RECORDS SUPPLIED -
▼

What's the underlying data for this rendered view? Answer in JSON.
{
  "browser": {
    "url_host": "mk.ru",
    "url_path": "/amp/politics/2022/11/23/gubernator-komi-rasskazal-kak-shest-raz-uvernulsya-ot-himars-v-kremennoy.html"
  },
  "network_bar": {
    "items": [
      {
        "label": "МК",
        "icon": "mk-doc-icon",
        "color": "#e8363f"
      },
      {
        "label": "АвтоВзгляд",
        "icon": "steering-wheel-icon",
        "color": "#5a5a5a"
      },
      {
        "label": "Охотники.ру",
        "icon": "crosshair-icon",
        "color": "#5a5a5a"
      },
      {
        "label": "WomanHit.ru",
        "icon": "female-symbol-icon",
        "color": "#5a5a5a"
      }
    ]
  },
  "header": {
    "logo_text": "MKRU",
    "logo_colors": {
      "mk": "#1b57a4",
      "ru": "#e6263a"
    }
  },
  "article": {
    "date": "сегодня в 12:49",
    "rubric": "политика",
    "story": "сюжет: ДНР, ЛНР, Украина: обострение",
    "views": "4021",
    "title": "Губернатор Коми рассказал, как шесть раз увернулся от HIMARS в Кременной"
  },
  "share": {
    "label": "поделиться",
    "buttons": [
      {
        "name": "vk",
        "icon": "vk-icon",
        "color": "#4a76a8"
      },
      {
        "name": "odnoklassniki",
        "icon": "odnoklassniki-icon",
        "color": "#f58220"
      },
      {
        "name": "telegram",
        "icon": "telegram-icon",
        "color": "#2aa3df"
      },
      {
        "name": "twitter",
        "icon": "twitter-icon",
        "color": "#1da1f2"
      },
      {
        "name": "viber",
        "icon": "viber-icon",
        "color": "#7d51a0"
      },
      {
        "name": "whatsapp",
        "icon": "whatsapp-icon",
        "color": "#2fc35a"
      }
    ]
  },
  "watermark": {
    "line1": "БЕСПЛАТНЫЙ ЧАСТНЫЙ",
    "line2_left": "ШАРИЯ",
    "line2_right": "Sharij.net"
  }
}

▲

PROBLEM DESCRIPTION - All entries shown above should be printed again exactly.

FINISHED EXERCISE -
What's the underlying data for this rendered view? Answer in JSON.
{
  "browser": {
    "url_host": "mk.ru",
    "url_path": "/amp/politics/2022/11/23/gubernator-komi-rasskazal-kak-shest-raz-uvernulsya-ot-himars-v-kremennoy.html"
  },
  "network_bar": {
    "items": [
      {
        "label": "МК",
        "icon": "mk-doc-icon",
        "color": "#e8363f"
      },
      {
        "label": "АвтоВзгляд",
        "icon": "steering-wheel-icon",
        "color": "#5a5a5a"
      },
      {
        "label": "Охотники.ру",
        "icon": "crosshair-icon",
        "color": "#5a5a5a"
      },
      {
        "label": "WomanHit.ru",
        "icon": "female-symbol-icon",
        "color": "#5a5a5a"
      }
    ]
  },
  "header": {
    "logo_text": "MKRU",
    "logo_colors": {
      "mk": "#1b57a4",
      "ru": "#e6263a"
    }
  },
  "article": {
    "date": "сегодня в 12:49",
    "rubric": "политика",
    "story": "сюжет: ДНР, ЛНР, Украина: обострение",
    "views": "4021",
    "title": "Губернатор Коми рассказал, как шесть раз увернулся от HIMARS в Кременной"
  },
  "share": {
    "label": "поделиться",
    "buttons": [
      {
        "name": "vk",
        "icon": "vk-icon",
        "color": "#4a76a8"
      },
      {
        "name": "odnoklassniki",
        "icon": "odnoklassniki-icon",
        "color": "#f58220"
      },
      {
        "name": "telegram",
        "icon": "telegram-icon",
        "color": "#2aa3df"
      },
      {
        "name": "twitter",
        "icon": "twitter-icon",
        "color": "#1da1f2"
      },
      {
        "name": "viber",
        "icon": "viber-icon",
        "color": "#7d51a0"
      },
      {
        "name": "whatsapp",
        "icon": "whatsapp-icon",
        "color": "#2fc35a"
      }
    ]
  },
  "watermark": {
    "line1": "БЕСПЛАТНЫЙ ЧАСТНЫЙ",
    "line2_left": "ШАРИЯ",
    "line2_right": "Sharij.net"
  }
}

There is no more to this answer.